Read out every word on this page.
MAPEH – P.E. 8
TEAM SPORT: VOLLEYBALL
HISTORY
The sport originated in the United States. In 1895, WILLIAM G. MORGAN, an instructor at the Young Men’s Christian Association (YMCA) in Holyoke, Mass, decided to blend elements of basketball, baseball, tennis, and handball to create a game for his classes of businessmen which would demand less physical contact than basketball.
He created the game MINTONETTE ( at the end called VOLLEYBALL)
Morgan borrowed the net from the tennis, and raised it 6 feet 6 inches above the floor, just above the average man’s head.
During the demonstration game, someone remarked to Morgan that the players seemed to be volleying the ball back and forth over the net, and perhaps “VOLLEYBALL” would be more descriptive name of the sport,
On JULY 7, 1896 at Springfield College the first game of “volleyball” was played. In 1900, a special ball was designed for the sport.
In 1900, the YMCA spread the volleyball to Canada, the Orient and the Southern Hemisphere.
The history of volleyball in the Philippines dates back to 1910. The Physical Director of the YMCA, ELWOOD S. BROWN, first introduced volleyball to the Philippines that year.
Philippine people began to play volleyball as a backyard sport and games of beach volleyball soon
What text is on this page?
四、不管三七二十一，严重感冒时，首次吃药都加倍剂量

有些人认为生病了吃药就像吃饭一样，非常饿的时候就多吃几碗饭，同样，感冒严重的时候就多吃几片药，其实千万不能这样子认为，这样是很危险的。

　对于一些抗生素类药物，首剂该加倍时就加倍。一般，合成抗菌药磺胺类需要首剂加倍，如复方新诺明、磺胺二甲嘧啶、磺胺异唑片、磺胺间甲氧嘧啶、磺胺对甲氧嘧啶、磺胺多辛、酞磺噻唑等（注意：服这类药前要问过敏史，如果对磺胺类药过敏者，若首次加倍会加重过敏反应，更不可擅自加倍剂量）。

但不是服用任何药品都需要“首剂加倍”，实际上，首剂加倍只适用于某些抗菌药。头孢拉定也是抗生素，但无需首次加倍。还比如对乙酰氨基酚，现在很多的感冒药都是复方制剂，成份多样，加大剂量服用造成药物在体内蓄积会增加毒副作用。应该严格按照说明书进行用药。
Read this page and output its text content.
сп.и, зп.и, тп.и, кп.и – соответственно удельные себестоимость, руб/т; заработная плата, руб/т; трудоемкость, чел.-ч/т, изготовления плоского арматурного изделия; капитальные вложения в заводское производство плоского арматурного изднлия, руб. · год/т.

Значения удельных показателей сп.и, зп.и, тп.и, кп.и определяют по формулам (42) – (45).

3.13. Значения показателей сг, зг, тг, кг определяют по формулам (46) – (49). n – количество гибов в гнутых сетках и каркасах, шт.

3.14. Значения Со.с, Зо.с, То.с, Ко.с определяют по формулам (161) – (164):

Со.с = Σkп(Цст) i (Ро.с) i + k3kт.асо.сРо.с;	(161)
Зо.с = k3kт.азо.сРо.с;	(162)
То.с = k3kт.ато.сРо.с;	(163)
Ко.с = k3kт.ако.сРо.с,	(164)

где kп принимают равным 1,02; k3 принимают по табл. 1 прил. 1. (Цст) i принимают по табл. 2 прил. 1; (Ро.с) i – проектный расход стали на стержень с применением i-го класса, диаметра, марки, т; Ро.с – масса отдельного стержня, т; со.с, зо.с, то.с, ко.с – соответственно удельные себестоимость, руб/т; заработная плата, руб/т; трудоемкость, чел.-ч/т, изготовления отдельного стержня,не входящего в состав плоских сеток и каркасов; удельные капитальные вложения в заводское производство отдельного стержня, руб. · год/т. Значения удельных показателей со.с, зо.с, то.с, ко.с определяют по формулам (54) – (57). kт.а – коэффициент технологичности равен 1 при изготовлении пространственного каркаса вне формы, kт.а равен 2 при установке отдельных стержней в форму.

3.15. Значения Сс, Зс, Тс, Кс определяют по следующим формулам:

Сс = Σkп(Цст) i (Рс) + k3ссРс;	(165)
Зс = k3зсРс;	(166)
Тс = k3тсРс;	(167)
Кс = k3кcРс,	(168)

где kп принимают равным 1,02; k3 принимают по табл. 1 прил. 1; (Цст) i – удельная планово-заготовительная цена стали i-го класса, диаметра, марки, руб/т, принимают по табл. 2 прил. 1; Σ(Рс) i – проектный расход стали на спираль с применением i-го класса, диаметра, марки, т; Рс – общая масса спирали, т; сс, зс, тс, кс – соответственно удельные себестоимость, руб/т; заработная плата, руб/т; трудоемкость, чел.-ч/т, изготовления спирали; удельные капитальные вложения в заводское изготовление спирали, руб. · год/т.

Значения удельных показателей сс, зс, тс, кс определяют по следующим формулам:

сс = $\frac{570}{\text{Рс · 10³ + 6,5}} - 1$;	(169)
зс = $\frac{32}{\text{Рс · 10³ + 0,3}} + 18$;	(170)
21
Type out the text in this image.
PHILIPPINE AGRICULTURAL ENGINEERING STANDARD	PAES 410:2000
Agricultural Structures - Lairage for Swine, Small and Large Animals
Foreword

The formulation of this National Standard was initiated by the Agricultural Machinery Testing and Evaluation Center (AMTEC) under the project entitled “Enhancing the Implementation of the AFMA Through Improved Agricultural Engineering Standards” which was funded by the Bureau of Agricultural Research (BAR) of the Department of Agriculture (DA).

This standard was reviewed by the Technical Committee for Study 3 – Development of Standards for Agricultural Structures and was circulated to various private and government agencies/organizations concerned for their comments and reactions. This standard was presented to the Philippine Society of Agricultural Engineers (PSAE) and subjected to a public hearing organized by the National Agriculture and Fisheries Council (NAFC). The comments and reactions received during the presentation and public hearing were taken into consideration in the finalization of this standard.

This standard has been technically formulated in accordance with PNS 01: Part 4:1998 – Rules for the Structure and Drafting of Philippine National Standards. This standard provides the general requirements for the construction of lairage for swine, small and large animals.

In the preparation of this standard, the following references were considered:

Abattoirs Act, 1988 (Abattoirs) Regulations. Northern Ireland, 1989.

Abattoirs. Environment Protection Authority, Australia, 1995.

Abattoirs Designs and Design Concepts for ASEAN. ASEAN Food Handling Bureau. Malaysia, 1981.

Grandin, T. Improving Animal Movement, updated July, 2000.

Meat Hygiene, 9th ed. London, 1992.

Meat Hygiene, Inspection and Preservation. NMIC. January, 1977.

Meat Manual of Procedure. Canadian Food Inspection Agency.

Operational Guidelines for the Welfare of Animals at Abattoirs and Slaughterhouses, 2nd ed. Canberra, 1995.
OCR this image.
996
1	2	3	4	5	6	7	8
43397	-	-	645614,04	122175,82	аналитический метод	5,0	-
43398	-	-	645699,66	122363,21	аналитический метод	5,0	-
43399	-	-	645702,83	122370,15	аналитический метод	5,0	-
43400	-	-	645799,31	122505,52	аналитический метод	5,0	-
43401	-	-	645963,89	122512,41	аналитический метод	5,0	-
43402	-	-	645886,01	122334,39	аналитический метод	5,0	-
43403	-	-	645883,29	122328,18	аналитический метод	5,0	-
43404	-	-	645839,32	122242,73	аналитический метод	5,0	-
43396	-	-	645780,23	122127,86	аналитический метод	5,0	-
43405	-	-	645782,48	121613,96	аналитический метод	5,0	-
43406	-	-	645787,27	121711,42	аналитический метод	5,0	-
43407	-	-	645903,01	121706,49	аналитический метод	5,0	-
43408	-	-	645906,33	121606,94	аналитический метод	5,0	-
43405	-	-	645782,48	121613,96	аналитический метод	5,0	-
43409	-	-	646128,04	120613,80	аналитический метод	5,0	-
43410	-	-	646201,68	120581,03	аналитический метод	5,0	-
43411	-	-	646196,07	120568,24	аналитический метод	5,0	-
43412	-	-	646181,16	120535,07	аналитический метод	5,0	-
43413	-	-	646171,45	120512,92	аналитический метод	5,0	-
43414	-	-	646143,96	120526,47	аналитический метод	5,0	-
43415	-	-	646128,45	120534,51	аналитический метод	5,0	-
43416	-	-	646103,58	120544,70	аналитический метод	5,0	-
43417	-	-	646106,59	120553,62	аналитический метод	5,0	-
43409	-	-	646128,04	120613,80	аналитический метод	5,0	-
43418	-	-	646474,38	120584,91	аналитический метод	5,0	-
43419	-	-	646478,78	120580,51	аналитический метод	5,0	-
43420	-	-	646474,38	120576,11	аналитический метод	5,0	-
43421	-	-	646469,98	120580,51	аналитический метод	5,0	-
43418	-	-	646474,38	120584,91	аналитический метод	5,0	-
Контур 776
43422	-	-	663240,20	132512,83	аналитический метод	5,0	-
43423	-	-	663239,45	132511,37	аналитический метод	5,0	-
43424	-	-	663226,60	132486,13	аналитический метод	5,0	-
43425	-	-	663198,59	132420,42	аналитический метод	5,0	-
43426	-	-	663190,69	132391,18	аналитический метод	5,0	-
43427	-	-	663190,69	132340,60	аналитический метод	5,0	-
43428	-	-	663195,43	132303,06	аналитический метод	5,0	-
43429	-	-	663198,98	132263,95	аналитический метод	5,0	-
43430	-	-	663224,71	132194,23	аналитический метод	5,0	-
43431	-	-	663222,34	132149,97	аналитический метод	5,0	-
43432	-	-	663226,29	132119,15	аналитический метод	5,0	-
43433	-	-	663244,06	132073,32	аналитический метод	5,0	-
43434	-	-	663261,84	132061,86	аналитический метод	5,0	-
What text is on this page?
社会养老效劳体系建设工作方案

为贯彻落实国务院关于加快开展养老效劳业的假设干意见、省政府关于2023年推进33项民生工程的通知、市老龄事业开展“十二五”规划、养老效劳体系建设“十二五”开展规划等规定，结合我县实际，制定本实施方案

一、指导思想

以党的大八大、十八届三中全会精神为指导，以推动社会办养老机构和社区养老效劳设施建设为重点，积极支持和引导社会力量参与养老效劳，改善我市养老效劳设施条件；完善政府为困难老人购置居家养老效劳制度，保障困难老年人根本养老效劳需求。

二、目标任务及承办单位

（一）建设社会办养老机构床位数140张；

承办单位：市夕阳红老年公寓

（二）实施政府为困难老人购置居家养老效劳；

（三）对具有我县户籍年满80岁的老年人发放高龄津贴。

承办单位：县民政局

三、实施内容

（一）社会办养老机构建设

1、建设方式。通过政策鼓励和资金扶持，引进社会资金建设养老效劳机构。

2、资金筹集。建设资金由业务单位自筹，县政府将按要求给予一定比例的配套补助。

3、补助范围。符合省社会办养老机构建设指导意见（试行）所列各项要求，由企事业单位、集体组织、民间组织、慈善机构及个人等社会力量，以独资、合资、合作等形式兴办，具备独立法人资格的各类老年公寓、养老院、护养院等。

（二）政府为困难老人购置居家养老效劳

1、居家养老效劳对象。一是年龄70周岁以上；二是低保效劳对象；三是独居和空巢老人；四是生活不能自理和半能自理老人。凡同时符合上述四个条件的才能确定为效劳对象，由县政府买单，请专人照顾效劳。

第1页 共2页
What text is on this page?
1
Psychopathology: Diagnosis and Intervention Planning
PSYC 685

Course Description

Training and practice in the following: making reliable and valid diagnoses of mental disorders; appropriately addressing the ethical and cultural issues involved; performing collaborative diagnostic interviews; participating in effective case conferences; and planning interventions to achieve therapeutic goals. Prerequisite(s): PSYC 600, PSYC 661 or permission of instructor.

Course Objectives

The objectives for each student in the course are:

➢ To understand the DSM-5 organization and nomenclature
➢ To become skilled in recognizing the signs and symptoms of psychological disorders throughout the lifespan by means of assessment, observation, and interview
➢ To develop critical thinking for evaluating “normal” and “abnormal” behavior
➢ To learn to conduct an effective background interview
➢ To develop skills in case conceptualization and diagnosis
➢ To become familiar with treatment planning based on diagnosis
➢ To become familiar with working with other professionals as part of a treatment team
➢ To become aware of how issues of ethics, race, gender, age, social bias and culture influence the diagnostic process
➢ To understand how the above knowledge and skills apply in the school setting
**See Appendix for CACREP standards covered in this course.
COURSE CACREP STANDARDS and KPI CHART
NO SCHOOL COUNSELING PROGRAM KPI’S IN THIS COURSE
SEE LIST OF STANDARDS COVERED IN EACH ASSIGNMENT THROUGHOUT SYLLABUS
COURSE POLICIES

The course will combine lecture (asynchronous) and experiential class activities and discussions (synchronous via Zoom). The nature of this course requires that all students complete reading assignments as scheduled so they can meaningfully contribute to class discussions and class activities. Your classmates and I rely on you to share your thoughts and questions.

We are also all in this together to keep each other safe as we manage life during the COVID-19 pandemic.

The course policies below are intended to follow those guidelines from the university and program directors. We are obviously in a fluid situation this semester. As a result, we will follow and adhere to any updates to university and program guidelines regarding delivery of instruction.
————————
◆ EXERCISE DIRECTIONS
Go through the entries above and pull out each line with "Bureau" in it.

◆ ANSWER FOR THE TASK
The formulation of this National Standard was initiated by the Agricultural Machinery Testing and Evaluation Center (AMTEC) under the project entitled “Enhancing the Implementation of the AFMA Through Improved Agricultural Engineering Standards” which was funded by the Bureau of Agricultural Research (BAR) of the Department of Agriculture (DA).
Abattoirs Designs and Design Concepts for ASEAN. ASEAN Food Handling Bureau. Malaysia, 1981.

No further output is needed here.